::: Material for this task :::

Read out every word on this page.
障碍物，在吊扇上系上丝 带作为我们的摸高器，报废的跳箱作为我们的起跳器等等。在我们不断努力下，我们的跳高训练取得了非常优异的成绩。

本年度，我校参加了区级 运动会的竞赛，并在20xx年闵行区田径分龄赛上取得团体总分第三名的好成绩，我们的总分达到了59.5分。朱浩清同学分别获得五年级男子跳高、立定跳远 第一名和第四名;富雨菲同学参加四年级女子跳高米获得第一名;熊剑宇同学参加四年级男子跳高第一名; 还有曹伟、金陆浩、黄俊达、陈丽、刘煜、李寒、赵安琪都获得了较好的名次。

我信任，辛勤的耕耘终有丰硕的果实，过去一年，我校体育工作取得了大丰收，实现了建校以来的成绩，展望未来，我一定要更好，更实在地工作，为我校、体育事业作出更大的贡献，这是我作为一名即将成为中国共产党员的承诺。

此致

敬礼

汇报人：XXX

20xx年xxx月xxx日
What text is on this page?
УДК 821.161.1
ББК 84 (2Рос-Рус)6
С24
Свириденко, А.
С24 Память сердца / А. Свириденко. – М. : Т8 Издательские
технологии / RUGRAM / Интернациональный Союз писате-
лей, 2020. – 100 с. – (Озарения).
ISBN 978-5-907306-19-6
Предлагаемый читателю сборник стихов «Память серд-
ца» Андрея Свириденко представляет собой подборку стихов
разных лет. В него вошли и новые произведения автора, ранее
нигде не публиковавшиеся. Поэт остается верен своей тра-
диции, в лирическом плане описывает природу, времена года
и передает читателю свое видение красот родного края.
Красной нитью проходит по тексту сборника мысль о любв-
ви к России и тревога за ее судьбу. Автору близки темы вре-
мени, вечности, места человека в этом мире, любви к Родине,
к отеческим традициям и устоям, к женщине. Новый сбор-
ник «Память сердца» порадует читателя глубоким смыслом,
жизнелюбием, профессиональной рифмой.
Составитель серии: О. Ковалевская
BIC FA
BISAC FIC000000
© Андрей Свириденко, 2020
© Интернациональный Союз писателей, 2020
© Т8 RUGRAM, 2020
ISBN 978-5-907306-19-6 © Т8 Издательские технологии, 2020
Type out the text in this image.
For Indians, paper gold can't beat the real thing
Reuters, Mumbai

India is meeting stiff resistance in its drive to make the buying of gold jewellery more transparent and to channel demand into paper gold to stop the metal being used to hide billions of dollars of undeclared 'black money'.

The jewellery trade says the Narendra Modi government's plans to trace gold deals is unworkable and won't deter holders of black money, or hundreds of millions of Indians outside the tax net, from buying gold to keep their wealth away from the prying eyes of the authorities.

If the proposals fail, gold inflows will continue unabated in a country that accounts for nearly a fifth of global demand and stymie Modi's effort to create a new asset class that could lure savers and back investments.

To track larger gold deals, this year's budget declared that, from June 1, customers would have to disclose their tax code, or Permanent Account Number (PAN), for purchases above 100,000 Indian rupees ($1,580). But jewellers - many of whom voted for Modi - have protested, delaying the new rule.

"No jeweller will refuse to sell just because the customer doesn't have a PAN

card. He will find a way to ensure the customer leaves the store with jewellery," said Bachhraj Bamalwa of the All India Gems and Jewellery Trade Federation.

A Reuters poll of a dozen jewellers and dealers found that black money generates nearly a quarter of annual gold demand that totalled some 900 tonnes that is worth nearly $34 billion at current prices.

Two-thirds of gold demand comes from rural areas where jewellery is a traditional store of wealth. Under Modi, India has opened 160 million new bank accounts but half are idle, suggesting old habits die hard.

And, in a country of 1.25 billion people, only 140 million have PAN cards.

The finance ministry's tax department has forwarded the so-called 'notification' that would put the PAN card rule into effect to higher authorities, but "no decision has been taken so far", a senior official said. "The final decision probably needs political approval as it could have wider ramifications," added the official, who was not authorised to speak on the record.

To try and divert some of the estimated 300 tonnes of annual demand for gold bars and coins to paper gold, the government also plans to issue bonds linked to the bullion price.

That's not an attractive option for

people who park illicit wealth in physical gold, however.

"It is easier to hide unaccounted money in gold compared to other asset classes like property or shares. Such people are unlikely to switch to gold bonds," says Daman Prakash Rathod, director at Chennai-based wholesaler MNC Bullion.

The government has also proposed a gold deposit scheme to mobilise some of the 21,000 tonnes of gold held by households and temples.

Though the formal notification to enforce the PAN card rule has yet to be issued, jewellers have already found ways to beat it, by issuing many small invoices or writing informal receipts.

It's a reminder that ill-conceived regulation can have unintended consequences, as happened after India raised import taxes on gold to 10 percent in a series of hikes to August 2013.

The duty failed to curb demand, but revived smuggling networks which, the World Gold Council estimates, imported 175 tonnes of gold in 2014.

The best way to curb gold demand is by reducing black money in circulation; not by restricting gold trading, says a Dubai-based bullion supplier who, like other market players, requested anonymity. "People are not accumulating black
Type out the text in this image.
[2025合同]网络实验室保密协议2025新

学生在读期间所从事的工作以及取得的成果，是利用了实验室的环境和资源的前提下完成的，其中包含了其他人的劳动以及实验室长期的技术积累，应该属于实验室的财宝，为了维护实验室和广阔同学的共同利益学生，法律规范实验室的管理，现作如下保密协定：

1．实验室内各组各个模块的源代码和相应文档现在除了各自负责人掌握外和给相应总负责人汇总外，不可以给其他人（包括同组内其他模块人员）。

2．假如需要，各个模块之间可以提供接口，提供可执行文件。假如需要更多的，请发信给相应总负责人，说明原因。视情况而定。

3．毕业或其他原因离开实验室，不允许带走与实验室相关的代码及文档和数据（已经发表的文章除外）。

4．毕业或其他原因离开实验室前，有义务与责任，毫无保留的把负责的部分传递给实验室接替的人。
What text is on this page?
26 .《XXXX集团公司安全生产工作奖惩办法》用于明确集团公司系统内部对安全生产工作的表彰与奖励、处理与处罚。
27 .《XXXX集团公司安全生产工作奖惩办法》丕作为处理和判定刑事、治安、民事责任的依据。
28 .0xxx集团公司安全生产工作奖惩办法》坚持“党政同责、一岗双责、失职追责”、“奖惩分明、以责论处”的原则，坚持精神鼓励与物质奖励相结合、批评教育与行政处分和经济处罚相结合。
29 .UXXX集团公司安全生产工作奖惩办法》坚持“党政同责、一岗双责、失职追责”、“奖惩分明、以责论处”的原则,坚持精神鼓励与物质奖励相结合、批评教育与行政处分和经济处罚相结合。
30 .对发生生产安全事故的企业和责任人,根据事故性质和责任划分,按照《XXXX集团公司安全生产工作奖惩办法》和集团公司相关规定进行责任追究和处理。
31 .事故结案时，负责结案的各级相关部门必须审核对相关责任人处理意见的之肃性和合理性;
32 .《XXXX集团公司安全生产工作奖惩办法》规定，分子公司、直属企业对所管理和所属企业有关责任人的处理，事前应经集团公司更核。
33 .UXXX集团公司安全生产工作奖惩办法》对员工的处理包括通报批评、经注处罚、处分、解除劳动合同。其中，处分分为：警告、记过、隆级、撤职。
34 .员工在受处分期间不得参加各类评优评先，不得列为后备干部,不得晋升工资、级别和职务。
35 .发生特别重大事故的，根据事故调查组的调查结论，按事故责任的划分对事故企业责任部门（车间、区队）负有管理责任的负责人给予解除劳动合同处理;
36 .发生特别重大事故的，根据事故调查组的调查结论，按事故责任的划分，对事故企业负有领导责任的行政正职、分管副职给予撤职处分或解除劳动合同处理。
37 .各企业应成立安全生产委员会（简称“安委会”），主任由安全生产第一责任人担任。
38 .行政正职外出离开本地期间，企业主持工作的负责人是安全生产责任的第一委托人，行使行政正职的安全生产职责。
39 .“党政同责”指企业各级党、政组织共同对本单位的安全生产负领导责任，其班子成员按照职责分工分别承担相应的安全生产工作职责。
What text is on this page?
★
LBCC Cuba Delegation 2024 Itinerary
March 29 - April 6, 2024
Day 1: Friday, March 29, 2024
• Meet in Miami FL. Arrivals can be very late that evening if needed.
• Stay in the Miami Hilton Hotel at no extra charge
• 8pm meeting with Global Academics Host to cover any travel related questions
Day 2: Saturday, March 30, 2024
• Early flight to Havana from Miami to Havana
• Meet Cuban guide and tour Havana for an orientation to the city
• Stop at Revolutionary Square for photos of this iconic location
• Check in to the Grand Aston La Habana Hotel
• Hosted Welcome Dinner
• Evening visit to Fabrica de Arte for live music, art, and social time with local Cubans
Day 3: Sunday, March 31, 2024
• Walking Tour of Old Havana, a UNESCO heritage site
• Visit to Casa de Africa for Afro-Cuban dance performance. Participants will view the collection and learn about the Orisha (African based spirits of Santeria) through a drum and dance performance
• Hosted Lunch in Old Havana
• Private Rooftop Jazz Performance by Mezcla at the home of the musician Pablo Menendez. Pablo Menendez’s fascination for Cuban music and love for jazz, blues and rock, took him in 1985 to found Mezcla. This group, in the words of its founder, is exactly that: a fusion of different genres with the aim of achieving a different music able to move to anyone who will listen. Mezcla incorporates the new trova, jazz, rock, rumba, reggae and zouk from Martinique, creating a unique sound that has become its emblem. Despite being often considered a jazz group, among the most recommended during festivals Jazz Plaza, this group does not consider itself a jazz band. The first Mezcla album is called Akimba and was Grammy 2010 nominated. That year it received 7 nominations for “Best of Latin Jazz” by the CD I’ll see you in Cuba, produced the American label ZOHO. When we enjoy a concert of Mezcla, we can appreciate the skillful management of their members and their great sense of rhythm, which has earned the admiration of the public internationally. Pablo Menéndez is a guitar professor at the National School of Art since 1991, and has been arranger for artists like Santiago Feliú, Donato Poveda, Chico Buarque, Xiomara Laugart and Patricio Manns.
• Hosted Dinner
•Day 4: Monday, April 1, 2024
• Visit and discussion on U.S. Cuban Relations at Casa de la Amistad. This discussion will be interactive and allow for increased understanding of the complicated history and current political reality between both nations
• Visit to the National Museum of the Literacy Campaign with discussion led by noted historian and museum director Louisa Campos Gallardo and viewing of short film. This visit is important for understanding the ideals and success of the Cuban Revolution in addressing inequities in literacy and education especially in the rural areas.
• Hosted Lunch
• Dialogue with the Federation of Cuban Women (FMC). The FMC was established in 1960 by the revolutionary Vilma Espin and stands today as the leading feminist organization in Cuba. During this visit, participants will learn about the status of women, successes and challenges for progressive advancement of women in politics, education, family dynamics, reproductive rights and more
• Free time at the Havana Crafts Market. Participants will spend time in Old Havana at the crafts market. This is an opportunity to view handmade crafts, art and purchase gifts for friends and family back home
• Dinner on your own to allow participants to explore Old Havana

:::

_To do_
Gather from the data above every line with the string "notification".

_Task result_
The finance ministry's tax department has forwarded the so-called 'notification' that would put the PAN card rule into effect to higher authorities, but "no decision has been taken so far", a senior official said. "The final decision probably needs political approval as it could have wider ramifications," added the official, who was not authorised to speak on the record.
Though the formal notification to enforce the PAN card rule has yet to be issued, jewellers have already found ways to beat it, by issuing many small invoices or writing informal receipts.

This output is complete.